- [ENTRIES SUPPLIED]:
▬▬▬
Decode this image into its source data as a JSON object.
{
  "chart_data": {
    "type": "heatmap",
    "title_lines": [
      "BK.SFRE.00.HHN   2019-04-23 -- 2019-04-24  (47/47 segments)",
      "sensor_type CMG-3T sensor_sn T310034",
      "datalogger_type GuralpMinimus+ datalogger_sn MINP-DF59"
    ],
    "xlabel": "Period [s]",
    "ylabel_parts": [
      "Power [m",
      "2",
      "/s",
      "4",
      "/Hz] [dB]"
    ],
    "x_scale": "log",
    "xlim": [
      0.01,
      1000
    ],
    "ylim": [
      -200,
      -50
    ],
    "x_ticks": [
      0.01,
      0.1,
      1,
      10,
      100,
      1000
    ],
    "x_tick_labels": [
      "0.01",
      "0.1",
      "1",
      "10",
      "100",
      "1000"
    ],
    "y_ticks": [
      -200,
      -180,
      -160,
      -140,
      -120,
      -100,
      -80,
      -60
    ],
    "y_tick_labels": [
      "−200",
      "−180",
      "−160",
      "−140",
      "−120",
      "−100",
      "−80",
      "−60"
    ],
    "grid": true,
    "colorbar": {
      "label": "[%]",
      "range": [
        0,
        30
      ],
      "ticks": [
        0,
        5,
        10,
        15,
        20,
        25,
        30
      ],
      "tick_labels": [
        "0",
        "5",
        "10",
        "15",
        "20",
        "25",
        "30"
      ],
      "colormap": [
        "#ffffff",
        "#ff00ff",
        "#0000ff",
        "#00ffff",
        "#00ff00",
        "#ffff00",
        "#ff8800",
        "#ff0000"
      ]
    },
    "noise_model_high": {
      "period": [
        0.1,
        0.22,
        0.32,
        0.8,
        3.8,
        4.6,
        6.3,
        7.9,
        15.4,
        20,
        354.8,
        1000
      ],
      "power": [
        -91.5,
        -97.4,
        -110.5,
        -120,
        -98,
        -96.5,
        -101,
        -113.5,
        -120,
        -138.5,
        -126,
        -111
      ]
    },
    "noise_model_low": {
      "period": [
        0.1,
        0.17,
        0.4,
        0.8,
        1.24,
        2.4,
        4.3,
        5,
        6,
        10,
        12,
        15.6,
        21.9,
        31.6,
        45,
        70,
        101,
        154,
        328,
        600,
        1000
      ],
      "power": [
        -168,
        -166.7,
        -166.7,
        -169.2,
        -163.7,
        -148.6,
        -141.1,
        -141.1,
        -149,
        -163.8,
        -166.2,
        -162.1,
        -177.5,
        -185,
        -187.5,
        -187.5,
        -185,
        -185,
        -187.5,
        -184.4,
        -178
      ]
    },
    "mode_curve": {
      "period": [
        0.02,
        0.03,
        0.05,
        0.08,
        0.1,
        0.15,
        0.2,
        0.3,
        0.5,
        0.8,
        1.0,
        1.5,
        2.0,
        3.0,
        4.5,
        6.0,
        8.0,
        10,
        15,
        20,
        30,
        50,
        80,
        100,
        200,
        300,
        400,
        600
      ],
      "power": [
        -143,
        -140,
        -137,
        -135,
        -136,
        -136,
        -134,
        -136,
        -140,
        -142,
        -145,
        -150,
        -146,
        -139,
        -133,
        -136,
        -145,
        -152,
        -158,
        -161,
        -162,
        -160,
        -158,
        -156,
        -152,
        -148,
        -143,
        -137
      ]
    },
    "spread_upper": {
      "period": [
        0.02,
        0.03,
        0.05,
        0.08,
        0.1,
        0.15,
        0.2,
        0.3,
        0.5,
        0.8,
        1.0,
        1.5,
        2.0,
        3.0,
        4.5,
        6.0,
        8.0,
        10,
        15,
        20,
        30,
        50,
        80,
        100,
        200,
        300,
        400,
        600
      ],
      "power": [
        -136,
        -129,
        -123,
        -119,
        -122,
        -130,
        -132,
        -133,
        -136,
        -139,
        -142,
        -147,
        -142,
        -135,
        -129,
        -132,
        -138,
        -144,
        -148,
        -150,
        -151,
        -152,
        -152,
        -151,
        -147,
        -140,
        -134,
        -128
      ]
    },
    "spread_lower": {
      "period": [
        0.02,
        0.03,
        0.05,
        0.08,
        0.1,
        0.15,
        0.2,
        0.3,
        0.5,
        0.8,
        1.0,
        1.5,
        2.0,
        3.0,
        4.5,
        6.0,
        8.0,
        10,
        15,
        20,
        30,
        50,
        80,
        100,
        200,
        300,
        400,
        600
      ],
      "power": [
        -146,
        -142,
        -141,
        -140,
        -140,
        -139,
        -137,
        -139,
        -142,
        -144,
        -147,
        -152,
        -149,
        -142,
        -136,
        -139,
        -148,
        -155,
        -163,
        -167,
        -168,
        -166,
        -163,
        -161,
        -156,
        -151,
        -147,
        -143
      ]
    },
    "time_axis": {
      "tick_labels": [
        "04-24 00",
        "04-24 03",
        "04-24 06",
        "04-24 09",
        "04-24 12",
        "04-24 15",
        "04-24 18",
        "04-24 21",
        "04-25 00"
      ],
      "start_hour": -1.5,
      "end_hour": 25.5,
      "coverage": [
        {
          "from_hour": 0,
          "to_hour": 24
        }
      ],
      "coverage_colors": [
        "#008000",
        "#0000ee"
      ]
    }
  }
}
▬▬▬
Copy all the records above exactly, missing none.

Decode this image into its source data as a JSON object.
{
  "chart_data": {
    "type": "heatmap",
    "title_lines": [
      "BK.SFRE.00.HHN   2019-04-23 -- 2019-04-24  (47/47 segments)",
      "sensor_type CMG-3T sensor_sn T310034",
      "datalogger_type GuralpMinimus+ datalogger_sn MINP-DF59"
    ],
    "xlabel": "Period [s]",
    "ylabel_parts": [
      "Power [m",
      "2",
      "/s",
      "4",
      "/Hz] [dB]"
    ],
    "x_scale": "log",
    "xlim": [
      0.01,
      1000
    ],
    "ylim": [
      -200,
      -50
    ],
    "x_ticks": [
      0.01,
      0.1,
      1,
      10,
      100,
      1000
    ],
    "x_tick_labels": [
      "0.01",
      "0.1",
      "1",
      "10",
      "100",
      "1000"
    ],
    "y_ticks": [
      -200,
      -180,
      -160,
      -140,
      -120,
      -100,
      -80,
      -60
    ],
    "y_tick_labels": [
      "−200",
      "−180",
      "−160",
      "−140",
      "−120",
      "−100",
      "−80",
      "−60"
    ],
    "grid": true,
    "colorbar": {
      "label": "[%]",
      "range": [
        0,
        30
      ],
      "ticks": [
        0,
        5,
        10,
        15,
        20,
        25,
        30
      ],
      "tick_labels": [
        "0",
        "5",
        "10",
        "15",
        "20",
        "25",
        "30"
      ],
      "colormap": [
        "#ffffff",
        "#ff00ff",
        "#0000ff",
        "#00ffff",
        "#00ff00",
        "#ffff00",
        "#ff8800",
        "#ff0000"
      ]
    },
    "noise_model_high": {
      "period": [
        0.1,
        0.22,
        0.32,
        0.8,
        3.8,
        4.6,
        6.3,
        7.9,
        15.4,
        20,
        354.8,
        1000
      ],
      "power": [
        -91.5,
        -97.4,
        -110.5,
        -120,
        -98,
        -96.5,
        -101,
        -113.5,
        -120,
        -138.5,
        -126,
        -111
      ]
    },
    "noise_model_low": {
      "period": [
        0.1,
        0.17,
        0.4,
        0.8,
        1.24,
        2.4,
        4.3,
        5,
        6,
        10,
        12,
        15.6,
        21.9,
        31.6,
        45,
        70,
        101,
        154,
        328,
        600,
        1000
      ],
      "power": [
        -168,
        -166.7,
        -166.7,
        -169.2,
        -163.7,
        -148.6,
        -141.1,
        -141.1,
        -149,
        -163.8,
        -166.2,
        -162.1,
        -177.5,
        -185,
        -187.5,
        -187.5,
        -185,
        -185,
        -187.5,
        -184.4,
        -178
      ]
    },
    "mode_curve": {
      "period": [
        0.02,
        0.03,
        0.05,
        0.08,
        0.1,
        0.15,
        0.2,
        0.3,
        0.5,
        0.8,
        1.0,
        1.5,
        2.0,
        3.0,
        4.5,
        6.0,
        8.0,
        10,
        15,
        20,
        30,
        50,
        80,
        100,
        200,
        300,
        400,
        600
      ],
      "power": [
        -143,
        -140,
        -137,
        -135,
        -136,
        -136,
        -134,
        -136,
        -140,
        -142,
        -145,
        -150,
        -146,
        -139,
        -133,
        -136,
        -145,
        -152,
        -158,
        -161,
        -162,
        -160,
        -158,
        -156,
        -152,
        -148,
        -143,
        -137
      ]
    },
    "spread_upper": {
      "period": [
        0.02,
        0.03,
        0.05,
        0.08,
        0.1,
        0.15,
        0.2,
        0.3,
        0.5,
        0.8,
        1.0,
        1.5,
        2.0,
        3.0,
        4.5,
        6.0,
        8.0,
        10,
        15,
        20,
        30,
        50,
        80,
        100,
        200,
        300,
        400,
        600
      ],
      "power": [
        -136,
        -129,
        -123,
        -119,
        -122,
        -130,
        -132,
        -133,
        -136,
        -139,
        -142,
        -147,
        -142,
        -135,
        -129,
        -132,
        -138,
        -144,
        -148,
        -150,
        -151,
        -152,
        -152,
        -151,
        -147,
        -140,
        -134,
        -128
      ]
    },
    "spread_lower": {
      "period": [
        0.02,
        0.03,
        0.05,
        0.08,
        0.1,
        0.15,
        0.2,
        0.3,
        0.5,
        0.8,
        1.0,
        1.5,
        2.0,
        3.0,
        4.5,
        6.0,
        8.0,
        10,
        15,
        20,
        30,
        50,
        80,
        100,
        200,
        300,
        400,
        600
      ],
      "power": [
        -146,
        -142,
        -141,
        -140,
        -140,
        -139,
        -137,
        -139,
        -142,
        -144,
        -147,
        -152,
        -149,
        -142,
        -136,
        -139,
        -148,
        -155,
        -163,
        -167,
        -168,
        -166,
        -163,
        -161,
        -156,
        -151,
        -147,
        -143
      ]
    },
    "time_axis": {
      "tick_labels": [
        "04-24 00",
        "04-24 03",
        "04-24 06",
        "04-24 09",
        "04-24 12",
        "04-24 15",
        "04-24 18",
        "04-24 21",
        "04-25 00"
      ],
      "start_hour": -1.5,
      "end_hour": 25.5,
      "coverage": [
        {
          "from_hour": 0,
          "to_hour": 24
        }
      ],
      "coverage_colors": [
        "#008000",
        "#0000ee"
      ]
    }
  }
}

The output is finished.